***** Source records *****
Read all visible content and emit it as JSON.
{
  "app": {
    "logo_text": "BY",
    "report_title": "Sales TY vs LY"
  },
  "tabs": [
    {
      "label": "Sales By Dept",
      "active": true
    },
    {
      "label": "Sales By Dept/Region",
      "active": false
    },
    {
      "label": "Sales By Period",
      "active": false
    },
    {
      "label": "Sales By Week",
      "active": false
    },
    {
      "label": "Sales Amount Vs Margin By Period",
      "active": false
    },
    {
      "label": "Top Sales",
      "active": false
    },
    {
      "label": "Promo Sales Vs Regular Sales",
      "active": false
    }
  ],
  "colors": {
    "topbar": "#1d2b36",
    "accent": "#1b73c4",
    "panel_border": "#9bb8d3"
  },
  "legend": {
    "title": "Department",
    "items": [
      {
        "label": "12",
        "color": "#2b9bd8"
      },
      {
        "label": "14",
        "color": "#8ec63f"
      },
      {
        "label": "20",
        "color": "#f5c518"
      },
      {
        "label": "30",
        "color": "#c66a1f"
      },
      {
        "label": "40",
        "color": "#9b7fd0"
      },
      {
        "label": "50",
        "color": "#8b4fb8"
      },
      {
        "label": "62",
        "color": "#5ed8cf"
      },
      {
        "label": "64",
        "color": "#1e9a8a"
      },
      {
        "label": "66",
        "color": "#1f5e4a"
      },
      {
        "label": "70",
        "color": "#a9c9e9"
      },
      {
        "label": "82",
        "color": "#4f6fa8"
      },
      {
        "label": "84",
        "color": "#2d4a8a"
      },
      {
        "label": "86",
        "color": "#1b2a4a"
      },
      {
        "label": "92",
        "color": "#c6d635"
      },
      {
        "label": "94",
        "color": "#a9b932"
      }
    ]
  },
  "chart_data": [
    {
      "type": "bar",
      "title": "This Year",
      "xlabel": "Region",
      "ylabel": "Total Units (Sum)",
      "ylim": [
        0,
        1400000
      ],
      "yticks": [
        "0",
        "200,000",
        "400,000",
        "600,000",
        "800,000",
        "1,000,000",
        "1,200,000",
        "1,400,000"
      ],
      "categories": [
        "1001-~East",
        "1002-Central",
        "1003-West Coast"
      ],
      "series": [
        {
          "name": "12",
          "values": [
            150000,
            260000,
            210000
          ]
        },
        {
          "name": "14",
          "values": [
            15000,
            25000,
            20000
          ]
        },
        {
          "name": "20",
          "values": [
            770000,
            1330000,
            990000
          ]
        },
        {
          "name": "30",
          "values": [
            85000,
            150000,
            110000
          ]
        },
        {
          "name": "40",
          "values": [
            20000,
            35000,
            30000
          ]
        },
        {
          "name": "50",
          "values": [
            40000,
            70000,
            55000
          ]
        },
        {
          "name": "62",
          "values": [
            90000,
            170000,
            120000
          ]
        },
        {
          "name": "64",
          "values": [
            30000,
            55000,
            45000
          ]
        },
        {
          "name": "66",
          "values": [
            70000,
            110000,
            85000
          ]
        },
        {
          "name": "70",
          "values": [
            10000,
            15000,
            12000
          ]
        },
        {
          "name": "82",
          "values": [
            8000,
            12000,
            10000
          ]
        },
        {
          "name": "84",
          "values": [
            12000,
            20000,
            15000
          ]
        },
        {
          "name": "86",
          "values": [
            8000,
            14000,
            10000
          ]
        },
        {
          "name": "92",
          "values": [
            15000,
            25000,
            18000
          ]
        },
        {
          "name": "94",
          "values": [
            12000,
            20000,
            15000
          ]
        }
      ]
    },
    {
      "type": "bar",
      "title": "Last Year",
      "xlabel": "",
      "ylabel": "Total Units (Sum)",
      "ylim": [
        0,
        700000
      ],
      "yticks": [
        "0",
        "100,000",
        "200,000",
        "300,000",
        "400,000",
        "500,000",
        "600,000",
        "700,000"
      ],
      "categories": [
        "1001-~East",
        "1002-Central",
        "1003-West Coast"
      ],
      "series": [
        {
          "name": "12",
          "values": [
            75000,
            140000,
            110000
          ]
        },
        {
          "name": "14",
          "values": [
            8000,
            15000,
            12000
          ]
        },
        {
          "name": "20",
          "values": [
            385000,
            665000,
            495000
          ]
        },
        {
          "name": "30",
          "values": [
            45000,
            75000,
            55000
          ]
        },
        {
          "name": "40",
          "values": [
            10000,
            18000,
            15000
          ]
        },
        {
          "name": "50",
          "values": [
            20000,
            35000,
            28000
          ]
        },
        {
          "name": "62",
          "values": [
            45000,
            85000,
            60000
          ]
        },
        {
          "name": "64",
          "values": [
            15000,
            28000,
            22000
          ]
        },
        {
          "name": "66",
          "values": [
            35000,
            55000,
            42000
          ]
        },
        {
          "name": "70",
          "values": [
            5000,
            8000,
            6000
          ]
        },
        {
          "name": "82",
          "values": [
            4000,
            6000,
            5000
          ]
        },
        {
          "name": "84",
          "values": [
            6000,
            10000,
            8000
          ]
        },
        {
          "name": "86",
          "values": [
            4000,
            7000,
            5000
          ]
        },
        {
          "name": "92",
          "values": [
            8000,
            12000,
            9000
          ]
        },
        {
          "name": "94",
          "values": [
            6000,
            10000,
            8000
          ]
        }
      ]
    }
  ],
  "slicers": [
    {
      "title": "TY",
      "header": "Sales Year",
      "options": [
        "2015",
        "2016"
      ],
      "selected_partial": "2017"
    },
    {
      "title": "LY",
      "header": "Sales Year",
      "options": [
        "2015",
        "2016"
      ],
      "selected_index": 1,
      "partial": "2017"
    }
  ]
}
*****
* [Exercise directions]: Transcribe every entry exactly, omitting nothing.

* [Expected answer]:
Read all visible content and emit it as JSON.
{
  "app": {
    "logo_text": "BY",
    "report_title": "Sales TY vs LY"
  },
  "tabs": [
    {
      "label": "Sales By Dept",
      "active": true
    },
    {
      "label": "Sales By Dept/Region",
      "active": false
    },
    {
      "label": "Sales By Period",
      "active": false
    },
    {
      "label": "Sales By Week",
      "active": false
    },
    {
      "label": "Sales Amount Vs Margin By Period",
      "active": false
    },
    {
      "label": "Top Sales",
      "active": false
    },
    {
      "label": "Promo Sales Vs Regular Sales",
      "active": false
    }
  ],
  "colors": {
    "topbar": "#1d2b36",
    "accent": "#1b73c4",
    "panel_border": "#9bb8d3"
  },
  "legend": {
    "title": "Department",
    "items": [
      {
        "label": "12",
        "color": "#2b9bd8"
      },
      {
        "label": "14",
        "color": "#8ec63f"
      },
      {
        "label": "20",
        "color": "#f5c518"
      },
      {
        "label": "30",
        "color": "#c66a1f"
      },
      {
        "label": "40",
        "color": "#9b7fd0"
      },
      {
        "label": "50",
        "color": "#8b4fb8"
      },
      {
        "label": "62",
        "color": "#5ed8cf"
      },
      {
        "label": "64",
        "color": "#1e9a8a"
      },
      {
        "label": "66",
        "color": "#1f5e4a"
      },
      {
        "label": "70",
        "color": "#a9c9e9"
      },
      {
        "label": "82",
        "color": "#4f6fa8"
      },
      {
        "label": "84",
        "color": "#2d4a8a"
      },
      {
        "label": "86",
        "color": "#1b2a4a"
      },
      {
        "label": "92",
        "color": "#c6d635"
      },
      {
        "label": "94",
        "color": "#a9b932"
      }
    ]
  },
  "chart_data": [
    {
      "type": "bar",
      "title": "This Year",
      "xlabel": "Region",
      "ylabel": "Total Units (Sum)",
      "ylim": [
        0,
        1400000
      ],
      "yticks": [
        "0",
        "200,000",
        "400,000",
        "600,000",
        "800,000",
        "1,000,000",
        "1,200,000",
        "1,400,000"
      ],
      "categories": [
        "1001-~East",
        "1002-Central",
        "1003-West Coast"
      ],
      "series": [
        {
          "name": "12",
          "values": [
            150000,
            260000,
            210000
          ]
        },
        {
          "name": "14",
          "values": [
            15000,
            25000,
            20000
          ]
        },
        {
          "name": "20",
          "values": [
            770000,
            1330000,
            990000
          ]
        },
        {
          "name": "30",
          "values": [
            85000,
            150000,
            110000
          ]
        },
        {
          "name": "40",
          "values": [
            20000,
            35000,
            30000
          ]
        },
        {
          "name": "50",
          "values": [
            40000,
            70000,
            55000
          ]
        },
        {
          "name": "62",
          "values": [
            90000,
            170000,
            120000
          ]
        },
        {
          "name": "64",
          "values": [
            30000,
            55000,
            45000
          ]
        },
        {
          "name": "66",
          "values": [
            70000,
            110000,
            85000
          ]
        },
        {
          "name": "70",
          "values": [
            10000,
            15000,
            12000
          ]
        },
        {
          "name": "82",
          "values": [
            8000,
            12000,
            10000
          ]
        },
        {
          "name": "84",
          "values": [
            12000,
            20000,
            15000
          ]
        },
        {
          "name": "86",
          "values": [
            8000,
            14000,
            10000
          ]
        },
        {
          "name": "92",
          "values": [
            15000,
            25000,
            18000
          ]
        },
        {
          "name": "94",
          "values": [
            12000,
            20000,
            15000
          ]
        }
      ]
    },
    {
      "type": "bar",
      "title": "Last Year",
      "xlabel": "",
      "ylabel": "Total Units (Sum)",
      "ylim": [
        0,
        700000
      ],
      "yticks": [
        "0",
        "100,000",
        "200,000",
        "300,000",
        "400,000",
        "500,000",
        "600,000",
        "700,000"
      ],
      "categories": [
        "1001-~East",
        "1002-Central",
        "1003-West Coast"
      ],
      "series": [
        {
          "name": "12",
          "values": [
            75000,
            140000,
            110000
          ]
        },
        {
          "name": "14",
          "values": [
            8000,
            15000,
            12000
          ]
        },
        {
          "name": "20",
          "values": [
            385000,
            665000,
            495000
          ]
        },
        {
          "name": "30",
          "values": [
            45000,
            75000,
            55000
          ]
        },
        {
          "name": "40",
          "values": [
            10000,
            18000,
            15000
          ]
        },
        {
          "name": "50",
          "values": [
            20000,
            35000,
            28000
          ]
        },
        {
          "name": "62",
          "values": [
            45000,
            85000,
            60000
          ]
        },
        {
          "name": "64",
          "values": [
            15000,
            28000,
            22000
          ]
        },
        {
          "name": "66",
          "values": [
            35000,
            55000,
            42000
          ]
        },
        {
          "name": "70",
          "values": [
            5000,
            8000,
            6000
          ]
        },
        {
          "name": "82",
          "values": [
            4000,
            6000,
            5000
          ]
        },
        {
          "name": "84",
          "values": [
            6000,
            10000,
            8000
          ]
        },
        {
          "name": "86",
          "values": [
            4000,
            7000,
            5000
          ]
        },
        {
          "name": "92",
          "values": [
            8000,
            12000,
            9000
          ]
        },
        {
          "name": "94",
          "values": [
            6000,
            10000,
            8000
          ]
        }
      ]
    }
  ],
  "slicers": [
    {
      "title": "TY",
      "header": "Sales Year",
      "options": [
        "2015",
        "2016"
      ],
      "selected_partial": "2017"
    },
    {
      "title": "LY",
      "header": "Sales Year",
      "options": [
        "2015",
        "2016"
      ],
      "selected_index": 1,
      "partial": "2017"
    }
  ]
}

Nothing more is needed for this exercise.